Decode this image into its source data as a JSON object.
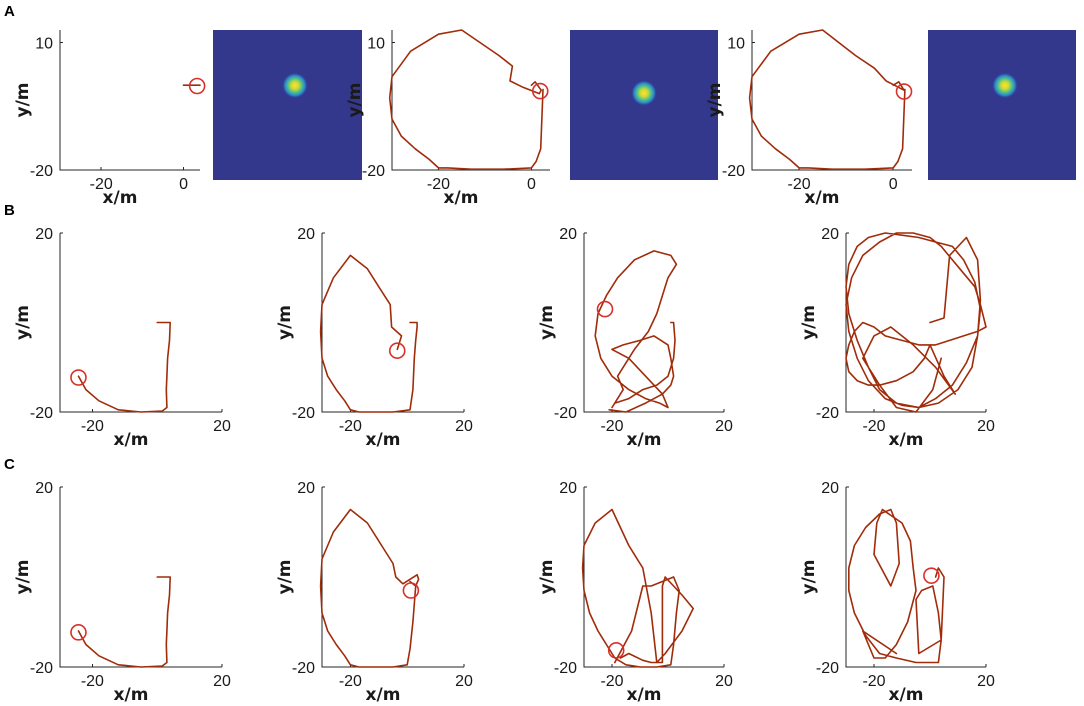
{
  "panel_labels": [
    "A",
    "B",
    "C"
  ],
  "chart_data": [
    {
      "id": "A1",
      "row": "A",
      "type": "line",
      "xlabel": "x/m",
      "ylabel": "y/m",
      "xlim": [
        -30,
        4
      ],
      "ylim": [
        -20,
        13
      ],
      "xticks": [
        -20,
        0
      ],
      "yticks": [
        10,
        -20
      ],
      "x_tick_labels": [
        "-20",
        "0"
      ],
      "y_tick_labels": [
        "10",
        "-20"
      ],
      "series": [
        {
          "x": [
            0,
            4
          ],
          "y": [
            0,
            0
          ]
        }
      ],
      "marker": {
        "x": 3.3,
        "y": -0.2
      }
    },
    {
      "id": "A1h",
      "row": "A",
      "type": "heatmap",
      "background": "#34388c",
      "blob": {
        "cx": 0.55,
        "cy": 0.37
      },
      "colormap": [
        "#34388c",
        "#2a7fcf",
        "#1fbcaa",
        "#8fd14c",
        "#ffe426"
      ]
    },
    {
      "id": "A2",
      "row": "A",
      "type": "line",
      "xlabel": "x/m",
      "ylabel": "y/m",
      "xlim": [
        -30,
        4
      ],
      "ylim": [
        -20,
        13
      ],
      "xticks": [
        -20,
        0
      ],
      "yticks": [
        10,
        -20
      ],
      "x_tick_labels": [
        "-20",
        "0"
      ],
      "y_tick_labels": [
        "10",
        "-20"
      ],
      "series": [
        {
          "x": [
            0,
            0.8,
            2.1,
            1.7,
            -1.8,
            -4.6,
            -4.1,
            -7,
            -15,
            -20,
            -26,
            -30,
            -30.5,
            -30,
            -28,
            -25,
            -22,
            -20,
            -18,
            -13,
            -6,
            0,
            1,
            2,
            2.5
          ],
          "y": [
            0,
            0.8,
            -1.2,
            -2,
            -0.5,
            1,
            4.5,
            7,
            13,
            12,
            8,
            2,
            -3,
            -8,
            -12,
            -15,
            -17.5,
            -19.5,
            -19.5,
            -19.8,
            -19.8,
            -19.5,
            -18,
            -15,
            -1
          ]
        }
      ],
      "marker": {
        "x": 1.9,
        "y": -1.4
      }
    },
    {
      "id": "A2h",
      "row": "A",
      "type": "heatmap",
      "background": "#34388c",
      "blob": {
        "cx": 0.5,
        "cy": 0.42
      },
      "colormap": [
        "#34388c",
        "#2a7fcf",
        "#1fbcaa",
        "#8fd14c",
        "#ffe426"
      ]
    },
    {
      "id": "A3",
      "row": "A",
      "type": "line",
      "xlabel": "x/m",
      "ylabel": "y/m",
      "xlim": [
        -30,
        4
      ],
      "ylim": [
        -20,
        13
      ],
      "xticks": [
        -20,
        0
      ],
      "yticks": [
        10,
        -20
      ],
      "x_tick_labels": [
        "-20",
        "0"
      ],
      "y_tick_labels": [
        "10",
        "-20"
      ],
      "series": [
        {
          "x": [
            0,
            1.2,
            2.3,
            -1.5,
            -4,
            -8,
            -15,
            -20,
            -26,
            -30,
            -30.5,
            -30,
            -28,
            -25,
            -22,
            -20,
            -18,
            -13,
            -6,
            0,
            1,
            2,
            2.5
          ],
          "y": [
            0,
            0.8,
            -1.2,
            1,
            4,
            7,
            13,
            12,
            8,
            2,
            -3,
            -8,
            -12,
            -15,
            -17.5,
            -19.5,
            -19.5,
            -19.8,
            -19.8,
            -19.5,
            -18,
            -15,
            -1
          ]
        }
      ],
      "marker": {
        "x": 2.3,
        "y": -1.5
      }
    },
    {
      "id": "A3h",
      "row": "A",
      "type": "heatmap",
      "background": "#34388c",
      "blob": {
        "cx": 0.52,
        "cy": 0.37
      },
      "colormap": [
        "#34388c",
        "#2a7fcf",
        "#1fbcaa",
        "#8fd14c",
        "#ffe426"
      ]
    },
    {
      "id": "B1",
      "row": "B",
      "type": "line",
      "xlabel": "x/m",
      "ylabel": "y/m",
      "xlim": [
        -30,
        20
      ],
      "ylim": [
        -20,
        20
      ],
      "xticks": [
        -20,
        20
      ],
      "yticks": [
        20,
        -20
      ],
      "x_tick_labels": [
        "-20",
        "20"
      ],
      "y_tick_labels": [
        "20",
        "-20"
      ],
      "series": [
        {
          "x": [
            0,
            4,
            3.8,
            3.2,
            3,
            2.8,
            3,
            1.5,
            -5,
            -12,
            -18,
            -22,
            -24.3
          ],
          "y": [
            0,
            0,
            -4,
            -8,
            -12,
            -15,
            -19,
            -19.8,
            -20,
            -19.5,
            -17.5,
            -15,
            -12
          ]
        }
      ],
      "marker": {
        "x": -24.3,
        "y": -12.3
      }
    },
    {
      "id": "B2",
      "row": "B",
      "type": "line",
      "xlabel": "x/m",
      "ylabel": "y/m",
      "xlim": [
        -30,
        20
      ],
      "ylim": [
        -20,
        20
      ],
      "xticks": [
        -20,
        20
      ],
      "yticks": [
        20,
        -20
      ],
      "x_tick_labels": [
        "-20",
        "20"
      ],
      "y_tick_labels": [
        "20",
        "-20"
      ],
      "series": [
        {
          "x": [
            -3.5,
            -2,
            -5.5,
            -6,
            -9,
            -14,
            -20,
            -26,
            -30,
            -30.5,
            -30,
            -28,
            -25,
            -22,
            -20,
            -17,
            -12,
            -5,
            1,
            2,
            2.5,
            3,
            3.5,
            3.5,
            1
          ],
          "y": [
            -6,
            -3,
            -1,
            4,
            7,
            12,
            15,
            10,
            4,
            -2,
            -8,
            -12,
            -15,
            -17.5,
            -19.5,
            -20,
            -20,
            -20,
            -19.5,
            -15,
            -8,
            -4,
            -1,
            0,
            0
          ]
        }
      ],
      "marker": {
        "x": -3.5,
        "y": -6.3
      }
    },
    {
      "id": "B3",
      "row": "B",
      "type": "line",
      "xlabel": "x/m",
      "ylabel": "y/m",
      "xlim": [
        -30,
        20
      ],
      "ylim": [
        -20,
        20
      ],
      "xticks": [
        -20,
        20
      ],
      "yticks": [
        20,
        -20
      ],
      "x_tick_labels": [
        "-20",
        "20"
      ],
      "y_tick_labels": [
        "20",
        "-20"
      ],
      "series": [
        {
          "x": [
            1,
            2,
            2.5,
            2,
            0,
            -4,
            -9,
            -14,
            -19,
            -20,
            -19,
            -16,
            -18,
            -12,
            -7,
            -4,
            -2,
            0,
            3,
            1,
            -5,
            -12,
            -18,
            -22,
            -25,
            -26,
            -24,
            -20,
            -14,
            -8,
            -3,
            0,
            -2,
            -8,
            -14,
            -20,
            -16,
            -10,
            -5,
            0,
            1,
            1.5,
            2,
            1,
            -2,
            -8,
            -15,
            -21
          ],
          "y": [
            0,
            0,
            -4,
            -8,
            -12,
            -14,
            -15,
            -17,
            -18,
            -19,
            -18,
            -15,
            -12,
            -6,
            -2,
            2,
            6,
            10,
            13,
            15,
            16,
            14,
            10,
            6,
            2,
            -3,
            -8,
            -12,
            -15,
            -17,
            -18,
            -19,
            -16,
            -12,
            -8,
            -6,
            -5,
            -4,
            -3,
            -5,
            -8,
            -10,
            -12,
            -14,
            -16,
            -18,
            -20,
            -19.5
          ]
        }
      ],
      "marker": {
        "x": -22.5,
        "y": 3
      }
    },
    {
      "id": "B4",
      "row": "B",
      "type": "line",
      "xlabel": "x/m",
      "ylabel": "y/m",
      "xlim": [
        -30,
        20
      ],
      "ylim": [
        -20,
        20
      ],
      "xticks": [
        -20,
        20
      ],
      "yticks": [
        20,
        -20
      ],
      "x_tick_labels": [
        "-20",
        "20"
      ],
      "y_tick_labels": [
        "20",
        "-20"
      ],
      "series": [
        {
          "x": [
            0,
            5,
            7,
            13,
            17,
            18,
            17,
            15,
            10,
            3,
            -4,
            -12,
            -18,
            -22,
            -26,
            -29,
            -30,
            -29,
            -26,
            -22,
            -16,
            -10,
            -4,
            2,
            8,
            12,
            16,
            18,
            17,
            13,
            8,
            2,
            -4,
            -10,
            -16,
            -22,
            -26,
            -29,
            -30,
            -28,
            -24,
            -18,
            -12,
            -6,
            0,
            4,
            8,
            12,
            16,
            18,
            20,
            17,
            12,
            7,
            2,
            -4,
            -10,
            -16,
            -20,
            -24,
            -27,
            -29,
            -30,
            -29,
            -26,
            -22,
            -18,
            -12,
            -6,
            -2,
            0,
            5,
            9,
            2,
            -6,
            -14,
            -20,
            -24,
            -18,
            -12,
            -5,
            1,
            4
          ],
          "y": [
            0,
            1,
            15,
            19,
            14,
            5,
            -3,
            -10,
            -15,
            -18,
            -19,
            -18,
            -15,
            -10,
            -4,
            2,
            8,
            13,
            17,
            19,
            20,
            19.5,
            19,
            18,
            17,
            14,
            9,
            3,
            -3,
            -9,
            -14,
            -17,
            -19,
            -18.5,
            -17,
            -13,
            -8,
            -2,
            4,
            10,
            15,
            18,
            20,
            20,
            19,
            17,
            14,
            11,
            8,
            4,
            -1,
            -2,
            -3,
            -4,
            -5,
            -5,
            -4,
            -3,
            -1,
            0,
            -2,
            -5,
            -8,
            -11,
            -13,
            -14,
            -14,
            -13,
            -11,
            -8,
            -5,
            -12,
            -16,
            -10,
            -5,
            -1,
            -3,
            -8,
            -14,
            -19,
            -20,
            -15,
            -8
          ]
        }
      ],
      "marker": null
    },
    {
      "id": "C1",
      "row": "C",
      "type": "line",
      "xlabel": "x/m",
      "ylabel": "y/m",
      "xlim": [
        -30,
        20
      ],
      "ylim": [
        -20,
        20
      ],
      "xticks": [
        -20,
        20
      ],
      "yticks": [
        20,
        -20
      ],
      "x_tick_labels": [
        "-20",
        "20"
      ],
      "y_tick_labels": [
        "20",
        "-20"
      ],
      "series": [
        {
          "x": [
            0,
            4,
            3.8,
            3.2,
            3,
            2.8,
            3,
            1.5,
            -5,
            -12,
            -18,
            -22,
            -24.3
          ],
          "y": [
            0,
            0,
            -4,
            -8,
            -12,
            -15,
            -19,
            -19.8,
            -20,
            -19.5,
            -17.5,
            -15,
            -12
          ]
        }
      ],
      "marker": {
        "x": -24.3,
        "y": -12.3
      }
    },
    {
      "id": "C2",
      "row": "C",
      "type": "line",
      "xlabel": "x/m",
      "ylabel": "y/m",
      "xlim": [
        -30,
        20
      ],
      "ylim": [
        -20,
        20
      ],
      "xticks": [
        -20,
        20
      ],
      "yticks": [
        20,
        -20
      ],
      "x_tick_labels": [
        "-20",
        "20"
      ],
      "y_tick_labels": [
        "20",
        "-20"
      ],
      "series": [
        {
          "x": [
            1,
            3,
            4,
            3.5,
            -1.5,
            -4,
            -5,
            -9,
            -14,
            -20,
            -26,
            -30,
            -30.5,
            -30,
            -28,
            -25,
            -22,
            -20,
            -17,
            -12,
            -5,
            0,
            1,
            2,
            3
          ],
          "y": [
            -1,
            -2,
            -0.5,
            0.5,
            -1.5,
            0,
            3,
            7,
            12,
            15,
            10,
            4,
            -2,
            -8,
            -12,
            -15,
            -17.5,
            -19.5,
            -20,
            -20,
            -20,
            -19.5,
            -16,
            -10,
            -2
          ]
        }
      ],
      "marker": {
        "x": 1.3,
        "y": -3
      }
    },
    {
      "id": "C3",
      "row": "C",
      "type": "line",
      "xlabel": "x/m",
      "ylabel": "y/m",
      "xlim": [
        -30,
        20
      ],
      "ylim": [
        -20,
        20
      ],
      "xticks": [
        -20,
        20
      ],
      "yticks": [
        20,
        -20
      ],
      "x_tick_labels": [
        "-20",
        "20"
      ],
      "y_tick_labels": [
        "20",
        "-20"
      ],
      "series": [
        {
          "x": [
            -17,
            -14,
            -9,
            -6,
            -2,
            -2,
            -1,
            5,
            9,
            5,
            -1,
            -4,
            -6,
            -9,
            -14,
            -20,
            -26,
            -30,
            -30.5,
            -30,
            -28,
            -25,
            -22,
            -19,
            -15,
            -10,
            -4,
            1,
            2,
            3,
            4,
            2,
            -6,
            -9,
            -13,
            -19
          ],
          "y": [
            -18,
            -17,
            -18.5,
            -19,
            -19,
            -2,
            0,
            -4,
            -7,
            -12,
            -17,
            -19,
            -8,
            2,
            7,
            15,
            12,
            7,
            2,
            -3,
            -8,
            -12,
            -15,
            -18,
            -19.5,
            -20,
            -20,
            -19.5,
            -15,
            -8,
            -3,
            0,
            -2,
            -2,
            -12,
            -19
          ]
        }
      ],
      "marker": {
        "x": -18.5,
        "y": -16.3
      }
    },
    {
      "id": "C4",
      "row": "C",
      "type": "line",
      "xlabel": "x/m",
      "ylabel": "y/m",
      "xlim": [
        -30,
        20
      ],
      "ylim": [
        -20,
        20
      ],
      "xticks": [
        -20,
        20
      ],
      "yticks": [
        20,
        -20
      ],
      "x_tick_labels": [
        "-20",
        "20"
      ],
      "y_tick_labels": [
        "20",
        "-20"
      ],
      "series": [
        {
          "x": [
            2,
            3,
            5,
            4,
            -4,
            -5,
            -3,
            1,
            3,
            4,
            3,
            -5,
            -12,
            -18,
            -23,
            -27,
            -29,
            -29,
            -27,
            -23,
            -18,
            -14,
            -12,
            -11,
            -14,
            -20,
            -19,
            -17,
            -10,
            -7,
            -6,
            -5,
            -8,
            -12,
            -16,
            -20,
            -24,
            -12
          ],
          "y": [
            0,
            2,
            0,
            -14,
            -17,
            -5,
            -3,
            -2,
            -8,
            -14,
            -19,
            -19,
            -18,
            -17,
            -13,
            -8,
            -3,
            2,
            7,
            11,
            14,
            15,
            12,
            3,
            -2,
            5,
            12,
            15,
            12,
            8,
            2,
            -3,
            -10,
            -15,
            -18,
            -18,
            -12,
            -17
          ]
        }
      ],
      "marker": {
        "x": 0.5,
        "y": 0.3
      }
    }
  ]
}
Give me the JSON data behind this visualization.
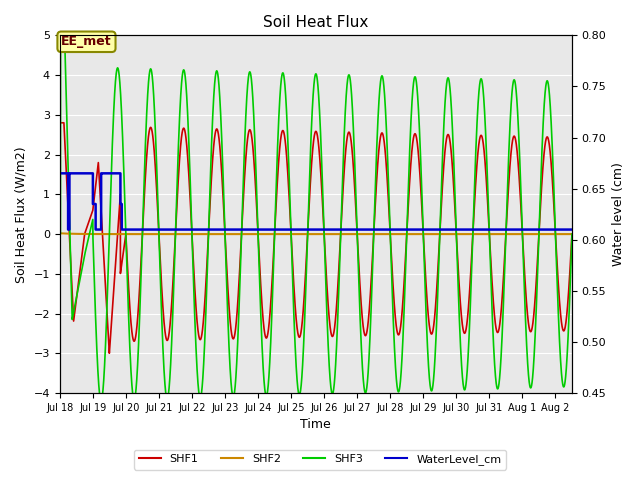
{
  "title": "Soil Heat Flux",
  "xlabel": "Time",
  "ylabel_left": "Soil Heat Flux (W/m2)",
  "ylabel_right": "Water level (cm)",
  "ylim_left": [
    -4.0,
    5.0
  ],
  "ylim_right": [
    0.45,
    0.8
  ],
  "yticks_left": [
    -4.0,
    -3.0,
    -2.0,
    -1.0,
    0.0,
    1.0,
    2.0,
    3.0,
    4.0,
    5.0
  ],
  "yticks_right": [
    0.45,
    0.5,
    0.55,
    0.6,
    0.65,
    0.7,
    0.75,
    0.8
  ],
  "background_color": "#ffffff",
  "plot_bg_color": "#e8e8e8",
  "shf1_color": "#cc0000",
  "shf2_color": "#cc8800",
  "shf3_color": "#00cc00",
  "water_color": "#0000cc",
  "annotation_text": "EE_met",
  "annotation_bg": "#ffffaa",
  "annotation_border": "#888800",
  "grid_color": "#ffffff",
  "legend_entries": [
    "SHF1",
    "SHF2",
    "SHF3",
    "WaterLevel_cm"
  ],
  "day_labels": [
    "Jul 18",
    "Jul 19",
    "Jul 20",
    "Jul 21",
    "Jul 22",
    "Jul 23",
    "Jul 24",
    "Jul 25",
    "Jul 26",
    "Jul 27",
    "Jul 28",
    "Jul 29",
    "Jul 30",
    "Jul 31",
    "Aug 1",
    "Aug 2"
  ]
}
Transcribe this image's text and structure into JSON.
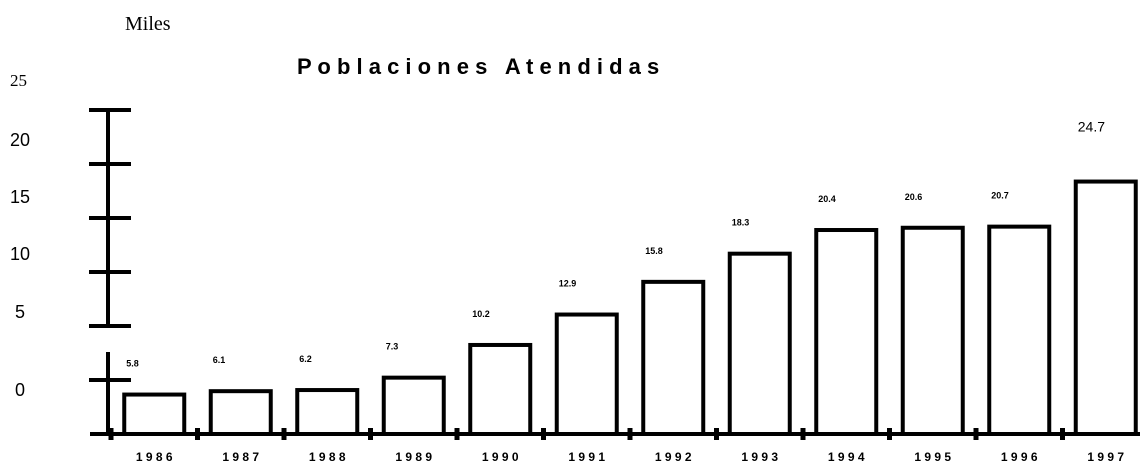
{
  "chart_data": {
    "type": "bar",
    "title": "P o b l a c i o n e s   A t e n d i d a s",
    "unit_label": "Miles",
    "y_ticks": [
      "25",
      "20",
      "15",
      "10",
      "5",
      "0"
    ],
    "categories": [
      "1 9 8 6",
      "1 9 8 7",
      "1 9 8 8",
      "1 9 8 9",
      "1 9 9 0",
      "1 9 9 1",
      "1 9 9 2",
      "1 9 9 3",
      "1 9 9 4",
      "1 9 9 5",
      "1 9 9 6",
      "1 9 9 7"
    ],
    "values": [
      5.8,
      6.1,
      6.2,
      7.3,
      10.2,
      12.9,
      15.8,
      18.3,
      20.4,
      20.6,
      20.7,
      24.7
    ],
    "value_labels": [
      "5.8",
      "6.1",
      "6.2",
      "7.3",
      "10.2",
      "12.9",
      "15.8",
      "18.3",
      "20.4",
      "20.6",
      "20.7",
      "24.7"
    ],
    "legend": "none",
    "grid": false,
    "colors": {
      "bar_fill": "#ffffff",
      "bar_stroke": "#000000",
      "axis": "#000000"
    }
  }
}
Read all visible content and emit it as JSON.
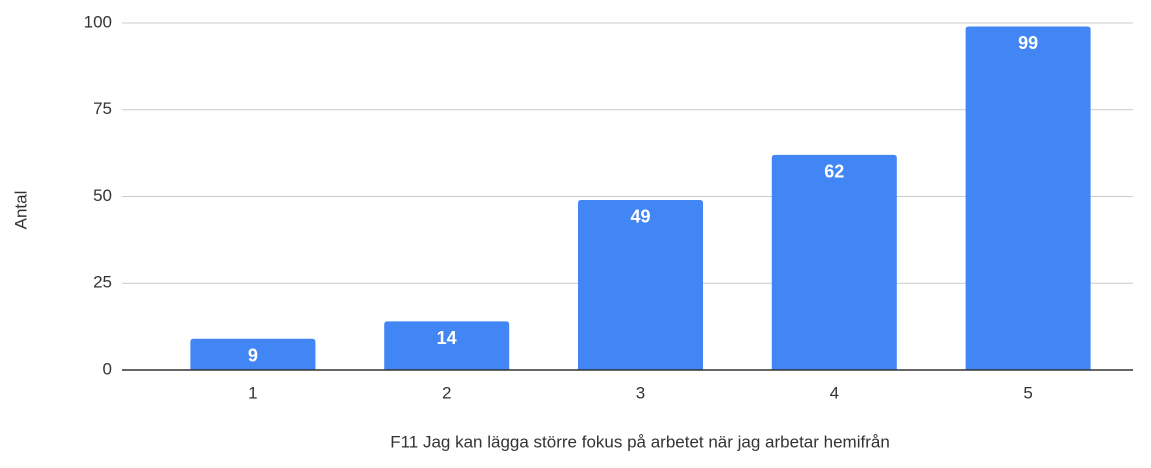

■ **Problem to work on**
List the lines of the entries that include "this".

■ **Exercise result**
Decode this image into its source data as a JSON object.
Give me the JSON data behind this visualization.
Transcribe this image's text and structure into JSON.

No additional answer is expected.